_PAGE TEXT_
^^^^

The disbanding was the right call. Almost nobody disputes that. What people do dispute, six months in, is whether anyone planned for what came next.

SCORPION had roughly 40 officers assigned to high-crime areas across Memphis. They ran aggressive, proactive patrols targeting violent crime hot spots. The unit made hundreds of arrests in neighborhoods like Frayser, Whitehaven, and Orange Mound. With SCORPION gone and MPD already short several hundred officers due to attrition and hiring struggles, those same neighborhoods lost a layer of patrol coverage that hasn’t been replaced.

The DOJ announced in July that it would open a civil rights investigation into the Memphis Police Department. That investigation will take years. Memphis residents and business owners aren’t waiting years. They’re hiring private security now.

The Demand Spike Is Real

Talk to any security company owner in Shelby County and you’ll hear the same thing: the phone hasn’t stopped ringing since February.

^^^^

_DATASET EXCERPTS_
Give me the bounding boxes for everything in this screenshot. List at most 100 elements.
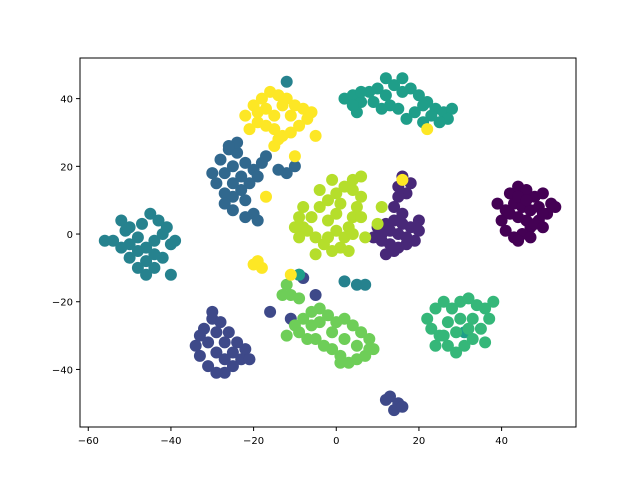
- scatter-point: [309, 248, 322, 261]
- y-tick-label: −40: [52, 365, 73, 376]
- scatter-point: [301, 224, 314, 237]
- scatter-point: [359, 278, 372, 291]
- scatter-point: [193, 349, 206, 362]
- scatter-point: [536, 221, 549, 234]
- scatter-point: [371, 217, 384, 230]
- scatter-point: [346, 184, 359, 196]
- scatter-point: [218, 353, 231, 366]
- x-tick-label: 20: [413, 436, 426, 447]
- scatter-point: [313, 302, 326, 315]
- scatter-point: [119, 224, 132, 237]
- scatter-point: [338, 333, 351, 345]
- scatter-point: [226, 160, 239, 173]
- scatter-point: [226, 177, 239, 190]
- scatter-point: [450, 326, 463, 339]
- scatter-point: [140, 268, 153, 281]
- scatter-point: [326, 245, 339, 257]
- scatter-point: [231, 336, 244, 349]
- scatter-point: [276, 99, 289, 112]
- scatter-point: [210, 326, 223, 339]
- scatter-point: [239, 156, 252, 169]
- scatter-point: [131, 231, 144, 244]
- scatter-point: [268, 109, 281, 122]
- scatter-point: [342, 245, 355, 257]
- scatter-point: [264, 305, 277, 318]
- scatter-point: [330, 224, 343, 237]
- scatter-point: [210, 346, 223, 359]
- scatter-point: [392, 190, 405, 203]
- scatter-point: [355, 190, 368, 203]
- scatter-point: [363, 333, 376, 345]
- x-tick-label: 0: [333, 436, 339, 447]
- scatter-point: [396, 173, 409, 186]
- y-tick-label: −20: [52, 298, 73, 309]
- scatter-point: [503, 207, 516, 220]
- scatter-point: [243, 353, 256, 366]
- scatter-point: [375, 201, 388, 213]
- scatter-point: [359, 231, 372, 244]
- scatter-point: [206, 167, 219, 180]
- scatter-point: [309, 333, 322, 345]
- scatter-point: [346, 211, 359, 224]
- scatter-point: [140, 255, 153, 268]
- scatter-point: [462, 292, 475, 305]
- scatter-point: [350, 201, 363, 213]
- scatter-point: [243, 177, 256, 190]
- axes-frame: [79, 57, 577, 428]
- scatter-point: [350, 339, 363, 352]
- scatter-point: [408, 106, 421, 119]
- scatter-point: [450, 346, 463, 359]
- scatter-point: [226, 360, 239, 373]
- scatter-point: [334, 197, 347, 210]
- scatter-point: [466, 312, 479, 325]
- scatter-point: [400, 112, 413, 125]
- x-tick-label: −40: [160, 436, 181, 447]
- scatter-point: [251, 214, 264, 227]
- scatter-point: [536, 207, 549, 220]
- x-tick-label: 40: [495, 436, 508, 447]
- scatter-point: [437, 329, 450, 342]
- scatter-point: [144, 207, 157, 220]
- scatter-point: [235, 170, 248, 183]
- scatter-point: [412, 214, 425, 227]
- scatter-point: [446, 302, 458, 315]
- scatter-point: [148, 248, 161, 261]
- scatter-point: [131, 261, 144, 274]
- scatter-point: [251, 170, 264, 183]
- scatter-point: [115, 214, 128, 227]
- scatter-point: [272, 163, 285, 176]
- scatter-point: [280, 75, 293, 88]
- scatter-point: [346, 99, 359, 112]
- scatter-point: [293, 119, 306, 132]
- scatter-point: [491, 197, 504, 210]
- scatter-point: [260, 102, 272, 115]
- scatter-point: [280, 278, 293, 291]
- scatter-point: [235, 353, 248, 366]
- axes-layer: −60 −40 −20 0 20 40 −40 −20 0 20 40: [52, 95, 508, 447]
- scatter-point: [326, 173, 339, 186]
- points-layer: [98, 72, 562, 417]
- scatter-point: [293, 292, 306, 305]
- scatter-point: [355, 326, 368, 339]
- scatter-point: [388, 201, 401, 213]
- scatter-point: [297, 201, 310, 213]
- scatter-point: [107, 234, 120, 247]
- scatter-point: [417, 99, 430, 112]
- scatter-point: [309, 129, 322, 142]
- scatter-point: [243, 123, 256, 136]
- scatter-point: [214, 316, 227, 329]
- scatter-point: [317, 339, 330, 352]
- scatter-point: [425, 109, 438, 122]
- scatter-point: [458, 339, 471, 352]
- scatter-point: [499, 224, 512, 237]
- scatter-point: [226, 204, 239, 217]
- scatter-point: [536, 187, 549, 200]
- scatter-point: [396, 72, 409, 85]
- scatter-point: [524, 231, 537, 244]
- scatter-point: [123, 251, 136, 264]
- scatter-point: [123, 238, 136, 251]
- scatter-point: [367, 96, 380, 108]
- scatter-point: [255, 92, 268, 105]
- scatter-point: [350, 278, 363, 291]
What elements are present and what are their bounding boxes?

^^^^

_WRITTEN TASK_
Answer these questions from the text on the SCORPION unit.
1. About how many officers were assigned to SCORPION?
2. In what month did the DOJ announce its civil rights investigation into the Memphis Police Department?
3. Since what month, according to security company owners in Shelby County, has the phone not stopped ringing?

_SOLUTION BELOW_
1. Roughly 40
2. July
3. February